--- Raw records ---

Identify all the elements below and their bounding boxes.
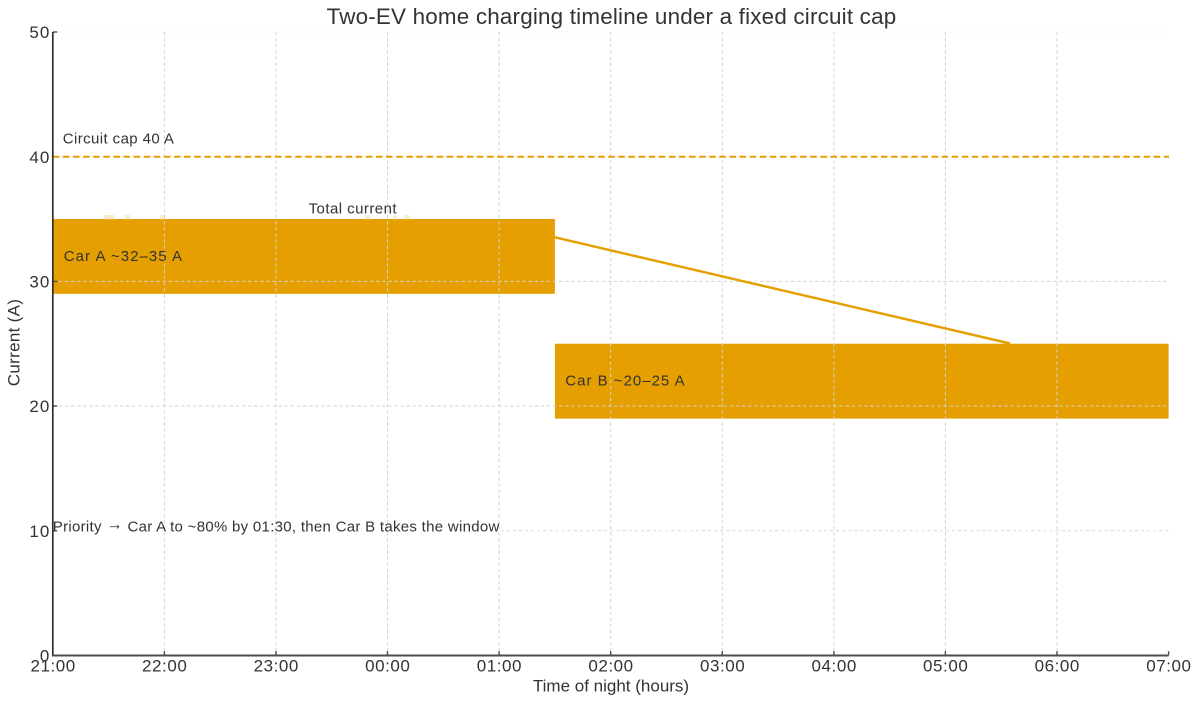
svg-text:22:00: 22:00 bbox=[142, 657, 187, 676]
svg-text:Two-EV home charging timeline: Two-EV home charging timeline under a fi… bbox=[327, 4, 897, 29]
svg-text:10: 10 bbox=[29, 522, 50, 541]
svg-text:Circuit cap 40 A: Circuit cap 40 A bbox=[63, 131, 174, 148]
svg-text:Current (A): Current (A) bbox=[5, 299, 24, 386]
svg-text:05:00: 05:00 bbox=[923, 657, 968, 676]
svg-text:20: 20 bbox=[29, 397, 50, 416]
svg-text:03:00: 03:00 bbox=[700, 657, 745, 676]
svg-text:23:00: 23:00 bbox=[254, 657, 299, 676]
svg-text:Car A ~32–35 A: Car A ~32–35 A bbox=[64, 248, 183, 265]
svg-text:40: 40 bbox=[29, 148, 50, 167]
svg-text:21:00: 21:00 bbox=[30, 657, 75, 676]
svg-text:0: 0 bbox=[40, 647, 50, 666]
svg-text:06:00: 06:00 bbox=[1035, 657, 1080, 676]
svg-text:50: 50 bbox=[29, 23, 50, 42]
svg-text:04:00: 04:00 bbox=[812, 657, 857, 676]
svg-text:01:00: 01:00 bbox=[477, 657, 522, 676]
svg-text:Total current: Total current bbox=[309, 200, 398, 217]
svg-text:30: 30 bbox=[29, 273, 50, 292]
svg-text:Time of night (hours): Time of night (hours) bbox=[533, 677, 689, 696]
svg-text:Car B ~20–25 A: Car B ~20–25 A bbox=[565, 373, 685, 390]
svg-text:Priority → Car A to ~80% by 01: Priority → Car A to ~80% by 01:30, then … bbox=[53, 515, 500, 535]
svg-text:02:00: 02:00 bbox=[588, 657, 633, 676]
svg-text:07:00: 07:00 bbox=[1146, 657, 1191, 676]
svg-text:00:00: 00:00 bbox=[365, 657, 410, 676]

---

* _Task brief_
Give every line from the one containing "svg-text:22:00: 22:00 bbox=[142, 657, 187, 676]" down to the one containing "svg-text:50: 50 bbox=[29, 23, 50, 42]", both included, as a JSON list of strings with one string per line and blank lines omitted.

* _Final answer_
[
  "svg-text:22:00: 22:00 bbox=[142, 657, 187, 676]",
  "svg-text:Two-EV home charging timeline: Two-EV home charging timeline under a fi… bbox=[327, 4, 897, 29]",
  "svg-text:10: 10 bbox=[29, 522, 50, 541]",
  "svg-text:Circuit cap 40 A: Circuit cap 40 A bbox=[63, 131, 174, 148]",
  "svg-text:Current (A): Current (A) bbox=[5, 299, 24, 386]",
  "svg-text:05:00: 05:00 bbox=[923, 657, 968, 676]",
  "svg-text:20: 20 bbox=[29, 397, 50, 416]",
  "svg-text:03:00: 03:00 bbox=[700, 657, 745, 676]",
  "svg-text:23:00: 23:00 bbox=[254, 657, 299, 676]",
  "svg-text:Car A ~32–35 A: Car A ~32–35 A bbox=[64, 248, 183, 265]",
  "svg-text:40: 40 bbox=[29, 148, 50, 167]",
  "svg-text:21:00: 21:00 bbox=[30, 657, 75, 676]",
  "svg-text:0: 0 bbox=[40, 647, 50, 666]",
  "svg-text:06:00: 06:00 bbox=[1035, 657, 1080, 676]",
  "svg-text:50: 50 bbox=[29, 23, 50, 42]"
]